═══ Records for this exercise
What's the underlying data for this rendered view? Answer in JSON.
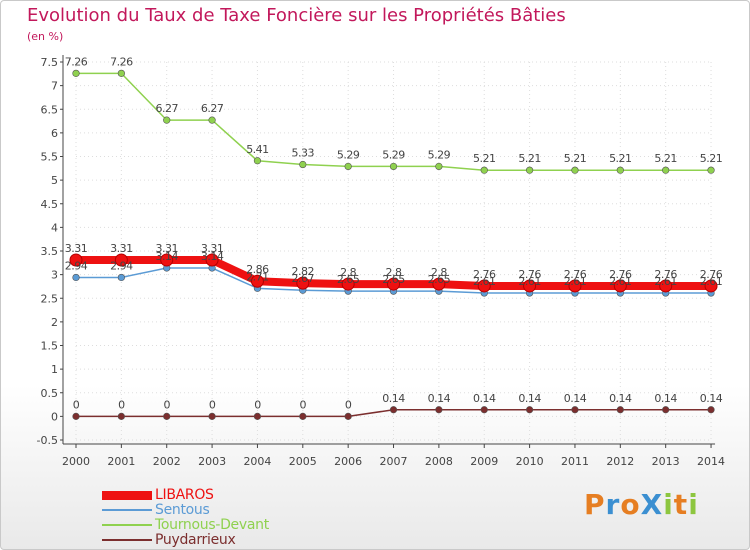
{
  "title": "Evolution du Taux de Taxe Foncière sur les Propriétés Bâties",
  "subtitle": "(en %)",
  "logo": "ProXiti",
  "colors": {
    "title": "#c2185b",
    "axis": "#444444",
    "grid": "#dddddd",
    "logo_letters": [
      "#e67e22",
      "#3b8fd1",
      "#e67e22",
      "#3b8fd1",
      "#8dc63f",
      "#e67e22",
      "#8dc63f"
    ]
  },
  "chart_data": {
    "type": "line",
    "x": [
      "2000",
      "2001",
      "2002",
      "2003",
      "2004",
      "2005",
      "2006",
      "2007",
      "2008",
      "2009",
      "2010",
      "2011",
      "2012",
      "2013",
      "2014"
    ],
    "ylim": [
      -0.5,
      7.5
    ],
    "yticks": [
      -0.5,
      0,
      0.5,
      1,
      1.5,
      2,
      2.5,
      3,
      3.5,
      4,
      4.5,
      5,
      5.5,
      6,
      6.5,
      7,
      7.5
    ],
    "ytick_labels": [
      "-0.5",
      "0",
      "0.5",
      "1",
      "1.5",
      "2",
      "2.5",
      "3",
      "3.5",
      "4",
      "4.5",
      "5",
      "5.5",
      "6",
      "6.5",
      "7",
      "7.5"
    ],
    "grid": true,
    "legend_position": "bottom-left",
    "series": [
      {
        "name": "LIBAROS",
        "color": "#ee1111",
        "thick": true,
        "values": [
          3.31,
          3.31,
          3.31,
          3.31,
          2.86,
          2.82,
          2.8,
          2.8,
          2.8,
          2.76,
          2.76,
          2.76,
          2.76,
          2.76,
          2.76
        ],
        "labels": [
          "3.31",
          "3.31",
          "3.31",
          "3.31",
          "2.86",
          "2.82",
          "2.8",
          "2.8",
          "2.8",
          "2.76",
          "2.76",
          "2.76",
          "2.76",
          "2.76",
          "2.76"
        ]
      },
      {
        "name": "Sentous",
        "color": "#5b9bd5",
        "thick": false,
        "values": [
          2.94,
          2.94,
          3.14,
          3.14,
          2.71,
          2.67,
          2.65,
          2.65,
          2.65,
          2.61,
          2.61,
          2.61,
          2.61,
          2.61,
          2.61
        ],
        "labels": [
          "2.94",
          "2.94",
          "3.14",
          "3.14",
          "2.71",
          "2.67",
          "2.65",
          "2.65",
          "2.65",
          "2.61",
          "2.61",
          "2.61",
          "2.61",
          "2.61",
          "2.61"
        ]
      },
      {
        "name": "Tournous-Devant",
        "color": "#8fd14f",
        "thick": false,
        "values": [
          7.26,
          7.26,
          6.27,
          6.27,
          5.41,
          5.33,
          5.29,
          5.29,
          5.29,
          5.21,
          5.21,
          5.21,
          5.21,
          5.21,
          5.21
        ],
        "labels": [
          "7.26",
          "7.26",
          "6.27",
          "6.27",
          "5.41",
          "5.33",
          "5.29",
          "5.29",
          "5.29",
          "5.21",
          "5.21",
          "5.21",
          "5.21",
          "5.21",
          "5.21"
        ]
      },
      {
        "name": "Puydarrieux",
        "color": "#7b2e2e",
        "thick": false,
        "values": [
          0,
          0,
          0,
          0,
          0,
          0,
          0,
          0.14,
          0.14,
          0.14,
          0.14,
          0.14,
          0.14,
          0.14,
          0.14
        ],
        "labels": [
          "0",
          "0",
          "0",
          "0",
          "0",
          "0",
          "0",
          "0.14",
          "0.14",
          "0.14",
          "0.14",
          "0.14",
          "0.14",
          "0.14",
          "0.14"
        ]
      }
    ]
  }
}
══════
Exercise goal — From the data above, write out everything exactly except the pictures.

Reply to the task —
What's the underlying data for this rendered view? Answer in JSON.
{
  "title": "Evolution du Taux de Taxe Foncière sur les Propriétés Bâties",
  "subtitle": "(en %)",
  "logo": "ProXiti",
  "colors": {
    "title": "#c2185b",
    "axis": "#444444",
    "grid": "#dddddd",
    "logo_letters": [
      "#e67e22",
      "#3b8fd1",
      "#e67e22",
      "#3b8fd1",
      "#8dc63f",
      "#e67e22",
      "#8dc63f"
    ]
  },
  "chart_data": {
    "type": "line",
    "x": [
      "2000",
      "2001",
      "2002",
      "2003",
      "2004",
      "2005",
      "2006",
      "2007",
      "2008",
      "2009",
      "2010",
      "2011",
      "2012",
      "2013",
      "2014"
    ],
    "ylim": [
      -0.5,
      7.5
    ],
    "yticks": [
      -0.5,
      0,
      0.5,
      1,
      1.5,
      2,
      2.5,
      3,
      3.5,
      4,
      4.5,
      5,
      5.5,
      6,
      6.5,
      7,
      7.5
    ],
    "ytick_labels": [
      "-0.5",
      "0",
      "0.5",
      "1",
      "1.5",
      "2",
      "2.5",
      "3",
      "3.5",
      "4",
      "4.5",
      "5",
      "5.5",
      "6",
      "6.5",
      "7",
      "7.5"
    ],
    "grid": true,
    "legend_position": "bottom-left",
    "series": [
      {
        "name": "LIBAROS",
        "color": "#ee1111",
        "thick": true,
        "values": [
          3.31,
          3.31,
          3.31,
          3.31,
          2.86,
          2.82,
          2.8,
          2.8,
          2.8,
          2.76,
          2.76,
          2.76,
          2.76,
          2.76,
          2.76
        ],
        "labels": [
          "3.31",
          "3.31",
          "3.31",
          "3.31",
          "2.86",
          "2.82",
          "2.8",
          "2.8",
          "2.8",
          "2.76",
          "2.76",
          "2.76",
          "2.76",
          "2.76",
          "2.76"
        ]
      },
      {
        "name": "Sentous",
        "color": "#5b9bd5",
        "thick": false,
        "values": [
          2.94,
          2.94,
          3.14,
          3.14,
          2.71,
          2.67,
          2.65,
          2.65,
          2.65,
          2.61,
          2.61,
          2.61,
          2.61,
          2.61,
          2.61
        ],
        "labels": [
          "2.94",
          "2.94",
          "3.14",
          "3.14",
          "2.71",
          "2.67",
          "2.65",
          "2.65",
          "2.65",
          "2.61",
          "2.61",
          "2.61",
          "2.61",
          "2.61",
          "2.61"
        ]
      },
      {
        "name": "Tournous-Devant",
        "color": "#8fd14f",
        "thick": false,
        "values": [
          7.26,
          7.26,
          6.27,
          6.27,
          5.41,
          5.33,
          5.29,
          5.29,
          5.29,
          5.21,
          5.21,
          5.21,
          5.21,
          5.21,
          5.21
        ],
        "labels": [
          "7.26",
          "7.26",
          "6.27",
          "6.27",
          "5.41",
          "5.33",
          "5.29",
          "5.29",
          "5.29",
          "5.21",
          "5.21",
          "5.21",
          "5.21",
          "5.21",
          "5.21"
        ]
      },
      {
        "name": "Puydarrieux",
        "color": "#7b2e2e",
        "thick": false,
        "values": [
          0,
          0,
          0,
          0,
          0,
          0,
          0,
          0.14,
          0.14,
          0.14,
          0.14,
          0.14,
          0.14,
          0.14,
          0.14
        ],
        "labels": [
          "0",
          "0",
          "0",
          "0",
          "0",
          "0",
          "0",
          "0.14",
          "0.14",
          "0.14",
          "0.14",
          "0.14",
          "0.14",
          "0.14",
          "0.14"
        ]
      }
    ]
  }
}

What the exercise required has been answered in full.